**TO DO**.
Copy every line of the entries below, character for character.

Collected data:

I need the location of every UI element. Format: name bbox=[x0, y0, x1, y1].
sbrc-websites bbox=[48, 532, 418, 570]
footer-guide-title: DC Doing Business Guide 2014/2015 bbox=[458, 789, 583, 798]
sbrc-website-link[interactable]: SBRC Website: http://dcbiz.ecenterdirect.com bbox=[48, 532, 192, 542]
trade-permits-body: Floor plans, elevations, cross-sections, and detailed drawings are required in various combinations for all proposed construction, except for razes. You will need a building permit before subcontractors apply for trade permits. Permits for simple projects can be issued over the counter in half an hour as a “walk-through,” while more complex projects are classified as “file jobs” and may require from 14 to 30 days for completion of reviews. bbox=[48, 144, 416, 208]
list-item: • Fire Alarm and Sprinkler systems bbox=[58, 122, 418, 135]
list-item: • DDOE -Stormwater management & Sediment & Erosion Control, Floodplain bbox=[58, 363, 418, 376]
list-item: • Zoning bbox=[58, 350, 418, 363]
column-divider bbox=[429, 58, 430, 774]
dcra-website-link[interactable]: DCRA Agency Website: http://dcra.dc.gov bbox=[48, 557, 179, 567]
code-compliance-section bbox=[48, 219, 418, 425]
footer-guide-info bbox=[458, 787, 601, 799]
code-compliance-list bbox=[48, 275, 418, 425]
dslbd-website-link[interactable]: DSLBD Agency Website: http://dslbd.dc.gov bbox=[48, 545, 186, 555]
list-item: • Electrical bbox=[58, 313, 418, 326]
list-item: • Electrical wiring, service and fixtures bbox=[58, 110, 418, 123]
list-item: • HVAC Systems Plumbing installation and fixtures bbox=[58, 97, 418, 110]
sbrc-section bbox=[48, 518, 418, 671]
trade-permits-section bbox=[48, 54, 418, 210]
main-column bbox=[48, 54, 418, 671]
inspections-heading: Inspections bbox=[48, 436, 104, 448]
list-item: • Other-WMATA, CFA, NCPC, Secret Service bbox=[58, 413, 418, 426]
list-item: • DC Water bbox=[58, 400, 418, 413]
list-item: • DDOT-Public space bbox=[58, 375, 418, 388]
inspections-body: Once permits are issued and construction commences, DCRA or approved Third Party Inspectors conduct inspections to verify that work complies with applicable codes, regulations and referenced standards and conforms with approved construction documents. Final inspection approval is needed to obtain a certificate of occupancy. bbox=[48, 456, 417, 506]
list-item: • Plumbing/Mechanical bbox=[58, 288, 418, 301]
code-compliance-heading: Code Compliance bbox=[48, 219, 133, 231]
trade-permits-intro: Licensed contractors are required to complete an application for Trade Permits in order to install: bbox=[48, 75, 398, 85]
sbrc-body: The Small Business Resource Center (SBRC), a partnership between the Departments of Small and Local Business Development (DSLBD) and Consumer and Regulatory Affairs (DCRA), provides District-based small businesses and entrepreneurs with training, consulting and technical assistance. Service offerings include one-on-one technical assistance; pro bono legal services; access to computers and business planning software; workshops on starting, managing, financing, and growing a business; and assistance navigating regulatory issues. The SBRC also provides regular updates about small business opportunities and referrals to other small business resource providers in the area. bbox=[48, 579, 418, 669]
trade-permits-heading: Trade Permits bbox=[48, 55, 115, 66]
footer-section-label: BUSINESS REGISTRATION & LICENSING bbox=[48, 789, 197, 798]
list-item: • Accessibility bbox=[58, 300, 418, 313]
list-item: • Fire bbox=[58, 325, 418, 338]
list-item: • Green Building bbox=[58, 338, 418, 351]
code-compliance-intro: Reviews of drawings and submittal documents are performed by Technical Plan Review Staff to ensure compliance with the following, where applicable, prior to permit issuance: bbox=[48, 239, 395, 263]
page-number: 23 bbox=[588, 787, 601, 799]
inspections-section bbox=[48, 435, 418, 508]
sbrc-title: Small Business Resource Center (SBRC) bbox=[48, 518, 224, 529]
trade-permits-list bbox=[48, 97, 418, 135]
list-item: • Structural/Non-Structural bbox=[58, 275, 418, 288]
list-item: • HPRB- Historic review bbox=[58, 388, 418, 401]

**ANSWER TO THE EXERCISE**.
I need the location of every UI element. Format: name bbox=[x0, y0, x1, y1].
sbrc-websites bbox=[48, 532, 418, 570]
footer-guide-title: DC Doing Business Guide 2014/2015 bbox=[458, 789, 583, 798]
sbrc-website-link[interactable]: SBRC Website: http://dcbiz.ecenterdirect.com bbox=[48, 532, 192, 542]
trade-permits-body: Floor plans, elevations, cross-sections, and detailed drawings are required in various combinations for all proposed construction, except for razes. You will need a building permit before subcontractors apply for trade permits. Permits for simple projects can be issued over the counter in half an hour as a “walk-through,” while more complex projects are classified as “file jobs” and may require from 14 to 30 days for completion of reviews. bbox=[48, 144, 416, 208]
list-item: • Fire Alarm and Sprinkler systems bbox=[58, 122, 418, 135]
list-item: • DDOE -Stormwater management & Sediment & Erosion Control, Floodplain bbox=[58, 363, 418, 376]
list-item: • Zoning bbox=[58, 350, 418, 363]
column-divider bbox=[429, 58, 430, 774]
dcra-website-link[interactable]: DCRA Agency Website: http://dcra.dc.gov bbox=[48, 557, 179, 567]
code-compliance-section bbox=[48, 219, 418, 425]
footer-guide-info bbox=[458, 787, 601, 799]
code-compliance-list bbox=[48, 275, 418, 425]
dslbd-website-link[interactable]: DSLBD Agency Website: http://dslbd.dc.gov bbox=[48, 545, 186, 555]
list-item: • Electrical bbox=[58, 313, 418, 326]
list-item: • Electrical wiring, service and fixtures bbox=[58, 110, 418, 123]
list-item: • HVAC Systems Plumbing installation and fixtures bbox=[58, 97, 418, 110]
sbrc-section bbox=[48, 518, 418, 671]
trade-permits-section bbox=[48, 54, 418, 210]
main-column bbox=[48, 54, 418, 671]
inspections-heading: Inspections bbox=[48, 436, 104, 448]
list-item: • Other-WMATA, CFA, NCPC, Secret Service bbox=[58, 413, 418, 426]
list-item: • DC Water bbox=[58, 400, 418, 413]
list-item: • DDOT-Public space bbox=[58, 375, 418, 388]
inspections-body: Once permits are issued and construction commences, DCRA or approved Third Party Inspectors conduct inspections to verify that work complies with applicable codes, regulations and referenced standards and conforms with approved construction documents. Final inspection approval is needed to obtain a certificate of occupancy. bbox=[48, 456, 417, 506]
list-item: • Plumbing/Mechanical bbox=[58, 288, 418, 301]
code-compliance-heading: Code Compliance bbox=[48, 219, 133, 231]
trade-permits-intro: Licensed contractors are required to complete an application for Trade Permits in order to install: bbox=[48, 75, 398, 85]
sbrc-body: The Small Business Resource Center (SBRC), a partnership between the Departments of Small and Local Business Development (DSLBD) and Consumer and Regulatory Affairs (DCRA), provides District-based small businesses and entrepreneurs with training, consulting and technical assistance. Service offerings include one-on-one technical assistance; pro bono legal services; access to computers and business planning software; workshops on starting, managing, financing, and growing a business; and assistance navigating regulatory issues. The SBRC also provides regular updates about small business opportunities and referrals to other small business resource providers in the area. bbox=[48, 579, 418, 669]
trade-permits-heading: Trade Permits bbox=[48, 55, 115, 66]
footer-section-label: BUSINESS REGISTRATION & LICENSING bbox=[48, 789, 197, 798]
list-item: • Accessibility bbox=[58, 300, 418, 313]
list-item: • Fire bbox=[58, 325, 418, 338]
list-item: • Green Building bbox=[58, 338, 418, 351]
code-compliance-intro: Reviews of drawings and submittal documents are performed by Technical Plan Review Staff to ensure compliance with the following, where applicable, prior to permit issuance: bbox=[48, 239, 395, 263]
page-number: 23 bbox=[588, 787, 601, 799]
inspections-section bbox=[48, 435, 418, 508]
sbrc-title: Small Business Resource Center (SBRC) bbox=[48, 518, 224, 529]
trade-permits-list bbox=[48, 97, 418, 135]
list-item: • Structural/Non-Structural bbox=[58, 275, 418, 288]
list-item: • HPRB- Historic review bbox=[58, 388, 418, 401]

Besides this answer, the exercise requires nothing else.